> _Exercise goal_
Your reply should be a single number, the count of lines in the records that contain the string "Jetzt".

*** Opening of Records supplied ***

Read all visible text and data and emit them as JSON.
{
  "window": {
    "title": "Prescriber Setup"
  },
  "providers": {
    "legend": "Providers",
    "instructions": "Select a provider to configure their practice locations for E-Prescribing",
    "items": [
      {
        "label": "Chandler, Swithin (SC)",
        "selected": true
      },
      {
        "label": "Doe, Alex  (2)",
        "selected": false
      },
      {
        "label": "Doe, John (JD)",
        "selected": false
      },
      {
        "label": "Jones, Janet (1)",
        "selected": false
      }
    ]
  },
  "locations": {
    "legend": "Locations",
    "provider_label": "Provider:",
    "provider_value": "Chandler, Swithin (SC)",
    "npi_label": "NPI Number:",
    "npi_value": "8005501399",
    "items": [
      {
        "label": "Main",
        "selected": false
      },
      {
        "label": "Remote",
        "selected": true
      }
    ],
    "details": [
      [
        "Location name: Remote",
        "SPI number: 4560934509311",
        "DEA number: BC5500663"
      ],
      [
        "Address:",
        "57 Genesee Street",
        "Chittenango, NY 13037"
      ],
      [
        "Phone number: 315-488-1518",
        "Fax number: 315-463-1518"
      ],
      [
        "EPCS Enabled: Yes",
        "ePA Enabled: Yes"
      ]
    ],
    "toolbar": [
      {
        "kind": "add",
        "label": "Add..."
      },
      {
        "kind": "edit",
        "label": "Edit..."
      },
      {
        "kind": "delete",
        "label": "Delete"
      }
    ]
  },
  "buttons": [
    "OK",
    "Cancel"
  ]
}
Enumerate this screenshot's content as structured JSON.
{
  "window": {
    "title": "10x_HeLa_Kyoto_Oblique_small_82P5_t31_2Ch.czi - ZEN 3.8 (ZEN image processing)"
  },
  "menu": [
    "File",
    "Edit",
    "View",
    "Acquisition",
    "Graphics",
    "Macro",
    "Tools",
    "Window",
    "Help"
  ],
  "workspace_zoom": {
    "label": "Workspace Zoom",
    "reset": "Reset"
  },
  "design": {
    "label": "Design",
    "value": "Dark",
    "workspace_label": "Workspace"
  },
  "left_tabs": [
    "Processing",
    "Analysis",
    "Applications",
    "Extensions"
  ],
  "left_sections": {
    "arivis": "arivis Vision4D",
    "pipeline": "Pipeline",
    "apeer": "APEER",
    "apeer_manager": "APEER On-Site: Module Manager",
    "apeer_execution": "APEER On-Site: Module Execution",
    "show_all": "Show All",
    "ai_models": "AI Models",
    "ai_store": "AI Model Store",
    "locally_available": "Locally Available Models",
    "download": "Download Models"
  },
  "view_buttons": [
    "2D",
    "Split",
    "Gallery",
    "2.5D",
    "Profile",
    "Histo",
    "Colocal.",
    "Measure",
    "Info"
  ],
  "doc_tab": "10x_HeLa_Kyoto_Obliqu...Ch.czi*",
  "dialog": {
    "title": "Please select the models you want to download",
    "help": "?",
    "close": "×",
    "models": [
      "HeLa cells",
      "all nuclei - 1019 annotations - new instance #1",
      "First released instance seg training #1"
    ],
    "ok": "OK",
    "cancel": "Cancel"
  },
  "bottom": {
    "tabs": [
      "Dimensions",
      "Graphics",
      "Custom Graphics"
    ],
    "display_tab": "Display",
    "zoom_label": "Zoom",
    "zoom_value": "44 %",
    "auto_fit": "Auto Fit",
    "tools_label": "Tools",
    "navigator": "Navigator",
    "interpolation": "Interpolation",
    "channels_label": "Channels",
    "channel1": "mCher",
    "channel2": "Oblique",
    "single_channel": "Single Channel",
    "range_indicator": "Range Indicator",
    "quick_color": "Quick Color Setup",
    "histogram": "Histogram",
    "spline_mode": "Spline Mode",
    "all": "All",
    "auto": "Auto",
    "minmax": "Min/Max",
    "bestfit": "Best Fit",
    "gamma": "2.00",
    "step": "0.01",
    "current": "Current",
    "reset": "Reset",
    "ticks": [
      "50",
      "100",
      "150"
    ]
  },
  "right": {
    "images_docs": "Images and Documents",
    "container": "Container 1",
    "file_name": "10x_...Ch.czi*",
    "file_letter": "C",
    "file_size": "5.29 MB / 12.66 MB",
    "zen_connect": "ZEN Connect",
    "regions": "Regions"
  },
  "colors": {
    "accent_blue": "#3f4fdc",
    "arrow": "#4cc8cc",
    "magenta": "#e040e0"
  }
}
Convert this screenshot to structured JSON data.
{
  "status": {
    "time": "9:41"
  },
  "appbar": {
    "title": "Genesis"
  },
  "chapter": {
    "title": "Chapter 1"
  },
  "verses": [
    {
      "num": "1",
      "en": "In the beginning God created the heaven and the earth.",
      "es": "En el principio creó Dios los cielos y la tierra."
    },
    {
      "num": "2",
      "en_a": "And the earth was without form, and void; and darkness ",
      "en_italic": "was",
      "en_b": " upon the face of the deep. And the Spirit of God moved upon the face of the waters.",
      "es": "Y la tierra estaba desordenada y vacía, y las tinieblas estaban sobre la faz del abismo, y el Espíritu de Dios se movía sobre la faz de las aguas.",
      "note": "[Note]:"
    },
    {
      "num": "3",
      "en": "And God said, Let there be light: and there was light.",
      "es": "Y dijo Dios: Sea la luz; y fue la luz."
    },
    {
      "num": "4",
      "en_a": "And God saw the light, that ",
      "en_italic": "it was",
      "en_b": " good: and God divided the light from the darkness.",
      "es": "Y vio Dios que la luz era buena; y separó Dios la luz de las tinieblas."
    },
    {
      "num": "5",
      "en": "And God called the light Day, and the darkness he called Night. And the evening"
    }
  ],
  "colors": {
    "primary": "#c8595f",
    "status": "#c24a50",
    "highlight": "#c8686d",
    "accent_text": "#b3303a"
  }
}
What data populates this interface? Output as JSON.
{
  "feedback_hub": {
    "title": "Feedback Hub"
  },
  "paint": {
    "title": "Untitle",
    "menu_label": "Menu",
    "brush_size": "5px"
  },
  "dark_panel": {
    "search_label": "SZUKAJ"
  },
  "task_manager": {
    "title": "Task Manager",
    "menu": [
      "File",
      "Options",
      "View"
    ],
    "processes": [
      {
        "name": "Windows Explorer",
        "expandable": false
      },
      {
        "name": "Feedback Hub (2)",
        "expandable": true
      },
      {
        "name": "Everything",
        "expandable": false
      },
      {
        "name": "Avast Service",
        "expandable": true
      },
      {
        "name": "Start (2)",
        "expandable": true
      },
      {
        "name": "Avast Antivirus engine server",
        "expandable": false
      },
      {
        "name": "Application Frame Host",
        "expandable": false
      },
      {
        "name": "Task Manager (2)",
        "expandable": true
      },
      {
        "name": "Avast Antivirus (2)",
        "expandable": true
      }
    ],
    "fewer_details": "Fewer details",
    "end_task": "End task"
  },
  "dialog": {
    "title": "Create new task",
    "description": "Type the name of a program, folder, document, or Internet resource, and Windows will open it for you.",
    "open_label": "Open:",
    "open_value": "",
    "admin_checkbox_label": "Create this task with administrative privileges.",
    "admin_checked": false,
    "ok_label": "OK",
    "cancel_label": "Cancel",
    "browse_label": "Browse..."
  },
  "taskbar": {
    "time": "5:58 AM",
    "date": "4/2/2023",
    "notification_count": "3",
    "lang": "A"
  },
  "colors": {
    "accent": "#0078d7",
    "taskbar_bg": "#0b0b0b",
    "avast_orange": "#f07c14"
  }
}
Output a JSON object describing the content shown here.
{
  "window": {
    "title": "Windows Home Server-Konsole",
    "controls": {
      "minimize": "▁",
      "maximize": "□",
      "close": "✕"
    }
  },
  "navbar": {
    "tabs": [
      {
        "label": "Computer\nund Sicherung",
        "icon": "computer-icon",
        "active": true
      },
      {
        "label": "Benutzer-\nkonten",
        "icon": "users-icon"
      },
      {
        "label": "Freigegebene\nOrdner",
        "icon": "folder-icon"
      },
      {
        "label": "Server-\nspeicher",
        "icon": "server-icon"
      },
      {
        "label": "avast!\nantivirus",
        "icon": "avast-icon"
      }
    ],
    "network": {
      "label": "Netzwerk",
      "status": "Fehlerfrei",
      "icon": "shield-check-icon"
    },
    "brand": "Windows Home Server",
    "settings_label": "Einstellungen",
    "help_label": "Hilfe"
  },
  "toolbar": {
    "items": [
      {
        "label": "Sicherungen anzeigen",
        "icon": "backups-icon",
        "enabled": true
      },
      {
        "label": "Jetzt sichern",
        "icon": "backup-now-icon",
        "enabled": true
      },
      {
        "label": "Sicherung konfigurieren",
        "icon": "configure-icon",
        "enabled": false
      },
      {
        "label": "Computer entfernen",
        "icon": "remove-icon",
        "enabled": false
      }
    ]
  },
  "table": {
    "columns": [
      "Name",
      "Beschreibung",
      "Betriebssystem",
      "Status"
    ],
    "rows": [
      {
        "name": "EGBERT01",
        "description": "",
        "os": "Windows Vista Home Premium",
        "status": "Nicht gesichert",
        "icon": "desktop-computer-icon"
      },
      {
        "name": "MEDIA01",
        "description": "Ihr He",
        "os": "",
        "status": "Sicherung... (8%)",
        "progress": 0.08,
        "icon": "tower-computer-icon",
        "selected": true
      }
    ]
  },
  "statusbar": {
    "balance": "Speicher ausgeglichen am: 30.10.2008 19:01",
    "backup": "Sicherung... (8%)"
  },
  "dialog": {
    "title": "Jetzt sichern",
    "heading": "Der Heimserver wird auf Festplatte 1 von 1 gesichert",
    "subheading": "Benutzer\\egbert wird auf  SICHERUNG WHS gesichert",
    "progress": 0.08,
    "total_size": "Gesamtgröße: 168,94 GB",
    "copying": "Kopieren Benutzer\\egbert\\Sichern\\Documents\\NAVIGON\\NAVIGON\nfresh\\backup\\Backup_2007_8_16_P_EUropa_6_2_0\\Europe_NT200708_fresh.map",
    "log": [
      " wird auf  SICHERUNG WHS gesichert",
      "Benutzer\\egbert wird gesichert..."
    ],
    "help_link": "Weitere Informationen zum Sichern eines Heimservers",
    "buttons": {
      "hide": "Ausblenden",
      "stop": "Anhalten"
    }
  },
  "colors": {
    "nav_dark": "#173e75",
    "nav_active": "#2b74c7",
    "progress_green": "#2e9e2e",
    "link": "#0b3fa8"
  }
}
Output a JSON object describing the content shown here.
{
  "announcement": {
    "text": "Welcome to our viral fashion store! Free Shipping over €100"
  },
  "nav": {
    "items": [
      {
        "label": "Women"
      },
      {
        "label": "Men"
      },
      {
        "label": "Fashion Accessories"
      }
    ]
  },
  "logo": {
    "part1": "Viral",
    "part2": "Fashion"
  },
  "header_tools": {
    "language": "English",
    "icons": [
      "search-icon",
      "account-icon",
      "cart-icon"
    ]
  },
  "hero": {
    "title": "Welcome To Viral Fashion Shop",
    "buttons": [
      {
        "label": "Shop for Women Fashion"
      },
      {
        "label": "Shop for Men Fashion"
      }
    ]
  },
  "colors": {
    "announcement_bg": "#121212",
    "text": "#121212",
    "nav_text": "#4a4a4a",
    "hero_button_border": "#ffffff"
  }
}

*** Close of Records supplied ***

> _Response to the exercise_
2